■ STATED GOAL
Count the lines below that contain "ylabel". Give only the number.

■ MATERIAL PROVIDED

## Begin

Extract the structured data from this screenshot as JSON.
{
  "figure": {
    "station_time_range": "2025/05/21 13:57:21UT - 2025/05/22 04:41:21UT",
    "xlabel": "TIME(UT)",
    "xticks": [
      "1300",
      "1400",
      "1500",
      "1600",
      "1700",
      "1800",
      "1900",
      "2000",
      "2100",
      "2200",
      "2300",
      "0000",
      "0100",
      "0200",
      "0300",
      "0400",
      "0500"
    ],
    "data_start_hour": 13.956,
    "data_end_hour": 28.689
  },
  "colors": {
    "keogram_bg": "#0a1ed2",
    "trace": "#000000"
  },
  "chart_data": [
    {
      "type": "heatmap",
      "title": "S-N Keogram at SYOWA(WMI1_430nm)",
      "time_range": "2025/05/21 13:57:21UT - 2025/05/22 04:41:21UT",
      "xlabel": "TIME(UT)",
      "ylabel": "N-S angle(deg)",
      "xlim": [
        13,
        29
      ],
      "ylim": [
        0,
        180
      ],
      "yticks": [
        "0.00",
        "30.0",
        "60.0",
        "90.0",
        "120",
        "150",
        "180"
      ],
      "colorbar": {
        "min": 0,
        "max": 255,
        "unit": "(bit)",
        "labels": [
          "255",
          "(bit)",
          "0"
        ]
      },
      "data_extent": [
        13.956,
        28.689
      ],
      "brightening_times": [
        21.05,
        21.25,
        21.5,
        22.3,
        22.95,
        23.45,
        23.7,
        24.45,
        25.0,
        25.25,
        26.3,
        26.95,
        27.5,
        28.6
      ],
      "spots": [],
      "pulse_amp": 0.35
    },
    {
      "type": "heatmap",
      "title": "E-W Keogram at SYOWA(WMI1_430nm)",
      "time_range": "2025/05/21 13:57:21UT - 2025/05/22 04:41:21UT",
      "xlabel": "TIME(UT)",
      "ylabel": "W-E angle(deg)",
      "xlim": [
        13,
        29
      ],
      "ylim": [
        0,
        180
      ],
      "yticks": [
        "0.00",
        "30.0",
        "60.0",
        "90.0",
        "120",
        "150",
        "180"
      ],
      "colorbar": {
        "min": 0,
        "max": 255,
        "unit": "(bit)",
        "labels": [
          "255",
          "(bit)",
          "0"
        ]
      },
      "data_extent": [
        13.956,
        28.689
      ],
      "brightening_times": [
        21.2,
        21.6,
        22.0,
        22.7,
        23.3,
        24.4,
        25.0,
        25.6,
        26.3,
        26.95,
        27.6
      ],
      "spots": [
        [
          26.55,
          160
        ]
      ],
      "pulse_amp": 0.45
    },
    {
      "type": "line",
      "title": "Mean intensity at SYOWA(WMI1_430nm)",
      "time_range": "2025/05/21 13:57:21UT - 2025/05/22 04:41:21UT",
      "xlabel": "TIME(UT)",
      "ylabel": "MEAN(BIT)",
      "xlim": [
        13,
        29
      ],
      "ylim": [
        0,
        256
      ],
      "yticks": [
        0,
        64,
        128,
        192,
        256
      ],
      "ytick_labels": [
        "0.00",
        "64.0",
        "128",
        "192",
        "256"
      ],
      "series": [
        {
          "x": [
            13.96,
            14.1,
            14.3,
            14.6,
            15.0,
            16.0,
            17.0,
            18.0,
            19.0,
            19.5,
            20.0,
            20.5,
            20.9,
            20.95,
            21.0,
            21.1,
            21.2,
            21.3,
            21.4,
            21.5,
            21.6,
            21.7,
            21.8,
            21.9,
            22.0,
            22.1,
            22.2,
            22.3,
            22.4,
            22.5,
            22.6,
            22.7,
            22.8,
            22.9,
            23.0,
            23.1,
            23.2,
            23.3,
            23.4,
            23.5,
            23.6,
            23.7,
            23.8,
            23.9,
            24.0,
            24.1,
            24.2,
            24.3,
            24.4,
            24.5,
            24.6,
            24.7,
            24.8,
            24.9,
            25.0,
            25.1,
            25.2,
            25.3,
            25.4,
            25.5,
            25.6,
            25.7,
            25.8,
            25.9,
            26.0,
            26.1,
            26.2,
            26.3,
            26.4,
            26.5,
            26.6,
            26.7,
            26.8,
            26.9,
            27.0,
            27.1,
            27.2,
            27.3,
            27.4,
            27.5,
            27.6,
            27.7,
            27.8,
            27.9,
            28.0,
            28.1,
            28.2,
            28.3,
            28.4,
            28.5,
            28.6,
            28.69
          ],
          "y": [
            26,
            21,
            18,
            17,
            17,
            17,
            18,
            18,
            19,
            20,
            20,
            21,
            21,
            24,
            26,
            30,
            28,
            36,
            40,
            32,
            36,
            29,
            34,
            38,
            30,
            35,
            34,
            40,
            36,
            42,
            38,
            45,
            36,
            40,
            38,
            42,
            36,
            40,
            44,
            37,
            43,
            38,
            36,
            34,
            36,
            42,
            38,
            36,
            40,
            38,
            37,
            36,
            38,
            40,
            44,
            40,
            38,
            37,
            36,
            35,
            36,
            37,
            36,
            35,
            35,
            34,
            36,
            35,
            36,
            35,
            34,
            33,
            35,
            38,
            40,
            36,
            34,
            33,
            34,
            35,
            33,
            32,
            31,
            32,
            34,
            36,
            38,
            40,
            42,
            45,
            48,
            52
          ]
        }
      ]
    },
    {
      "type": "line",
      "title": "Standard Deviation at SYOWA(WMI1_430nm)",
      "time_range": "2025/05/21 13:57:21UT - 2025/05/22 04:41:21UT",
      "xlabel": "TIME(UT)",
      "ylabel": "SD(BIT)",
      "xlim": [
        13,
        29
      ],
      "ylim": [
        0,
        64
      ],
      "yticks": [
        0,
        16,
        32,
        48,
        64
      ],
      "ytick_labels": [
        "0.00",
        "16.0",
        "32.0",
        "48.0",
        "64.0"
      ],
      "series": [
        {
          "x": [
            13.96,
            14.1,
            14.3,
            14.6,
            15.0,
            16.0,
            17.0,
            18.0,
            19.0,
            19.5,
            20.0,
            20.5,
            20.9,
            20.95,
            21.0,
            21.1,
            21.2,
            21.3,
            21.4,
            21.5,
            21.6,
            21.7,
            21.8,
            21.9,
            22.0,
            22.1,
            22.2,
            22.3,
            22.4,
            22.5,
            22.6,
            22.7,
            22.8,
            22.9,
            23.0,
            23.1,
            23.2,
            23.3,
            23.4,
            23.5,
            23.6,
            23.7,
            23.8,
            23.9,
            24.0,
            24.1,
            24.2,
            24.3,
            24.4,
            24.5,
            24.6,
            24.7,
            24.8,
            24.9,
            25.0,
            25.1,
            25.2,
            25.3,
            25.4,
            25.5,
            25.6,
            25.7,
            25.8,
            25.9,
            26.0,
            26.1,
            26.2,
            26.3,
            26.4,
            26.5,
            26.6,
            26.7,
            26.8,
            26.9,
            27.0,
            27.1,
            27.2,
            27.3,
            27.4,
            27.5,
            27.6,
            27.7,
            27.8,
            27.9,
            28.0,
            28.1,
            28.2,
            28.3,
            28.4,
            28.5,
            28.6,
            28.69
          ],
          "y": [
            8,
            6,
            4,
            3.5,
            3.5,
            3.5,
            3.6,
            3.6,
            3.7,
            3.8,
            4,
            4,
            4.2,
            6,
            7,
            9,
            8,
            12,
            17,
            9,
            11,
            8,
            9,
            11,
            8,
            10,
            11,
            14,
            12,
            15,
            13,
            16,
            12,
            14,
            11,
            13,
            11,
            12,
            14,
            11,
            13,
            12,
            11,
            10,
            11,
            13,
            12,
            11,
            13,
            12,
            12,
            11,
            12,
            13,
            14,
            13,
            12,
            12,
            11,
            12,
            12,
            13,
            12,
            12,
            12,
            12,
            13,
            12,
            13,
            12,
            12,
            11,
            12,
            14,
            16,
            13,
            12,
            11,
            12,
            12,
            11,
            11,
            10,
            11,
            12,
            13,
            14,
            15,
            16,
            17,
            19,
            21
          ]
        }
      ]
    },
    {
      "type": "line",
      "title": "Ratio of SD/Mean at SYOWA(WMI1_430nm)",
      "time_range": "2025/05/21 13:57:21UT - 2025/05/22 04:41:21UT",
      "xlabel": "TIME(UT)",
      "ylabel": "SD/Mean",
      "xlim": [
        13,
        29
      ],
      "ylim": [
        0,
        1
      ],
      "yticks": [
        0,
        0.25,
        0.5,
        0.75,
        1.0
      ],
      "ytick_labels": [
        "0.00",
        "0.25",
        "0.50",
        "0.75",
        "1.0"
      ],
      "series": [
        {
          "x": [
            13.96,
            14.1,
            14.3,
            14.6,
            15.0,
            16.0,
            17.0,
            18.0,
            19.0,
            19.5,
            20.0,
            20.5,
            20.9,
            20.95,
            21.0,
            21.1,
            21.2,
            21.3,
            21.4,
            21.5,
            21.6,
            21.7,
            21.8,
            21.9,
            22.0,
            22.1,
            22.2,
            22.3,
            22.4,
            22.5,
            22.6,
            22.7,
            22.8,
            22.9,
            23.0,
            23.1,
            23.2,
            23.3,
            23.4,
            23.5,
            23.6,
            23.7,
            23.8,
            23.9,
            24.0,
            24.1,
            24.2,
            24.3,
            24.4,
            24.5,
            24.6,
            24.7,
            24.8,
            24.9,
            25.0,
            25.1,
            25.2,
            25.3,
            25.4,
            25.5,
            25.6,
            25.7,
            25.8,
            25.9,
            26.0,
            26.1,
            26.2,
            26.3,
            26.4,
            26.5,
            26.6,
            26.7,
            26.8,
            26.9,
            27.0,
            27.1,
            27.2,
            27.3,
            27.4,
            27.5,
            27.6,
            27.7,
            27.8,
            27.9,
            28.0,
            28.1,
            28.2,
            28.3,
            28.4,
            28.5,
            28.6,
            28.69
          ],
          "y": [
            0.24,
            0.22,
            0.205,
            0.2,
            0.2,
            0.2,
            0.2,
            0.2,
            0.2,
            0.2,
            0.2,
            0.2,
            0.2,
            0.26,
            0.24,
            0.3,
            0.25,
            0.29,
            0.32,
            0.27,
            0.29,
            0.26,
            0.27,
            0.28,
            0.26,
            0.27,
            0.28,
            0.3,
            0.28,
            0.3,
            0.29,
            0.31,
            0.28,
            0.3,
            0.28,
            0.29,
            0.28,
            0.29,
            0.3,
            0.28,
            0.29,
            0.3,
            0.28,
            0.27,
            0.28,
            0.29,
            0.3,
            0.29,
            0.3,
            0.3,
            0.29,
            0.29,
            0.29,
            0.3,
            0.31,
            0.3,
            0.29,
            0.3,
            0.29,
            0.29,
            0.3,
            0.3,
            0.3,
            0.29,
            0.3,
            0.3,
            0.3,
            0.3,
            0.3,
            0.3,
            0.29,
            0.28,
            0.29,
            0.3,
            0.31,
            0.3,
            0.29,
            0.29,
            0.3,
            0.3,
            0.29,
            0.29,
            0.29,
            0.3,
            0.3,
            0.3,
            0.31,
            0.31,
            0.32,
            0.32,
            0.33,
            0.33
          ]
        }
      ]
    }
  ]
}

## End

■ ANSWER FOR THE TASK
5